» Stated problem:
Pick out every line of the entries below where "期末成本结转的方法" occurs, and copy those lines.

» Data for this task:

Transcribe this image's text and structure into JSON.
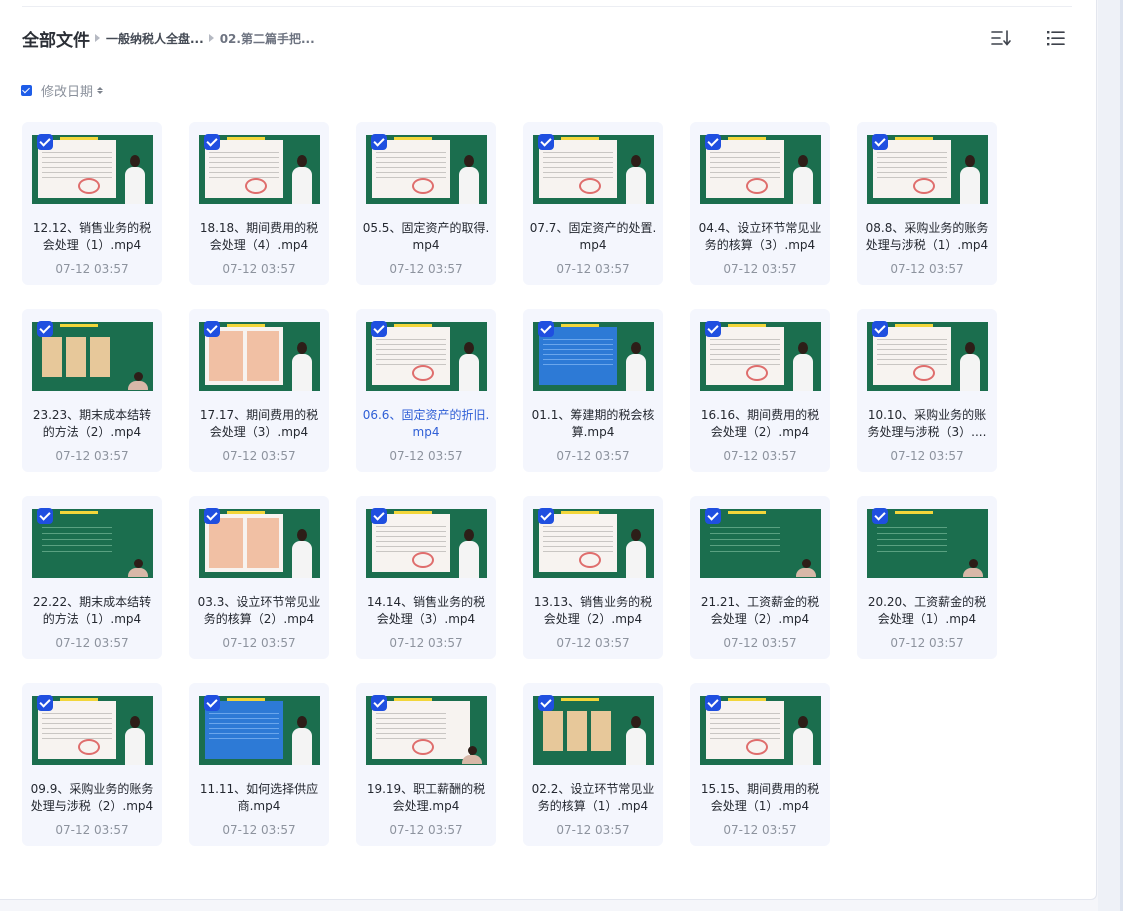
{
  "breadcrumb": {
    "root": "全部文件",
    "level1": "一般纳税人全盘...",
    "level2": "02.第二篇手把..."
  },
  "toolbar": {
    "sort_icon": "sort-descending-icon",
    "view_icon": "list-view-icon"
  },
  "sort": {
    "label": "修改日期",
    "select_all_checked": true
  },
  "colors": {
    "accent": "#1f4fe0",
    "link": "#2f5fd6",
    "thumb_bg": "#1b6e4e"
  },
  "files": [
    {
      "name": "12.12、销售业务的税会处理（1）.mp4",
      "date": "07-12 03:57",
      "thumb": "doc"
    },
    {
      "name": "18.18、期间费用的税会处理（4）.mp4",
      "date": "07-12 03:57",
      "thumb": "doc"
    },
    {
      "name": "05.5、固定资产的取得.mp4",
      "date": "07-12 03:57",
      "thumb": "doc"
    },
    {
      "name": "07.7、固定资产的处置.mp4",
      "date": "07-12 03:57",
      "thumb": "doc"
    },
    {
      "name": "04.4、设立环节常见业务的核算（3）.mp4",
      "date": "07-12 03:57",
      "thumb": "doc"
    },
    {
      "name": "08.8、采购业务的账务处理与涉税（1）.mp4",
      "date": "07-12 03:57",
      "thumb": "doc"
    },
    {
      "name": "23.23、期末成本结转的方法（2）.mp4",
      "date": "07-12 03:57",
      "thumb": "slides cam"
    },
    {
      "name": "17.17、期间费用的税会处理（3）.mp4",
      "date": "07-12 03:57",
      "thumb": "pink"
    },
    {
      "name": "06.6、固定资产的折旧.mp4",
      "date": "07-12 03:57",
      "thumb": "doc",
      "active": true
    },
    {
      "name": "01.1、筹建期的税会核算.mp4",
      "date": "07-12 03:57",
      "thumb": "blue"
    },
    {
      "name": "16.16、期间费用的税会处理（2）.mp4",
      "date": "07-12 03:57",
      "thumb": "doc"
    },
    {
      "name": "10.10、采购业务的账务处理与涉税（3）....",
      "date": "07-12 03:57",
      "thumb": "doc"
    },
    {
      "name": "22.22、期末成本结转的方法（1）.mp4",
      "date": "07-12 03:57",
      "thumb": "table cam"
    },
    {
      "name": "03.3、设立环节常见业务的核算（2）.mp4",
      "date": "07-12 03:57",
      "thumb": "pink"
    },
    {
      "name": "14.14、销售业务的税会处理（3）.mp4",
      "date": "07-12 03:57",
      "thumb": "doc"
    },
    {
      "name": "13.13、销售业务的税会处理（2）.mp4",
      "date": "07-12 03:57",
      "thumb": "doc"
    },
    {
      "name": "21.21、工资薪金的税会处理（2）.mp4",
      "date": "07-12 03:57",
      "thumb": "table cam"
    },
    {
      "name": "20.20、工资薪金的税会处理（1）.mp4",
      "date": "07-12 03:57",
      "thumb": "table cam"
    },
    {
      "name": "09.9、采购业务的账务处理与涉税（2）.mp4",
      "date": "07-12 03:57",
      "thumb": "doc"
    },
    {
      "name": "11.11、如何选择供应商.mp4",
      "date": "07-12 03:57",
      "thumb": "blue"
    },
    {
      "name": "19.19、职工薪酬的税会处理.mp4",
      "date": "07-12 03:57",
      "thumb": "doc cam"
    },
    {
      "name": "02.2、设立环节常见业务的核算（1）.mp4",
      "date": "07-12 03:57",
      "thumb": "slides"
    },
    {
      "name": "15.15、期间费用的税会处理（1）.mp4",
      "date": "07-12 03:57",
      "thumb": "doc"
    }
  ]
}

» Solution below:
      "name": "23.23、期末成本结转的方法（2）.mp4",
      "name": "22.22、期末成本结转的方法（1）.mp4",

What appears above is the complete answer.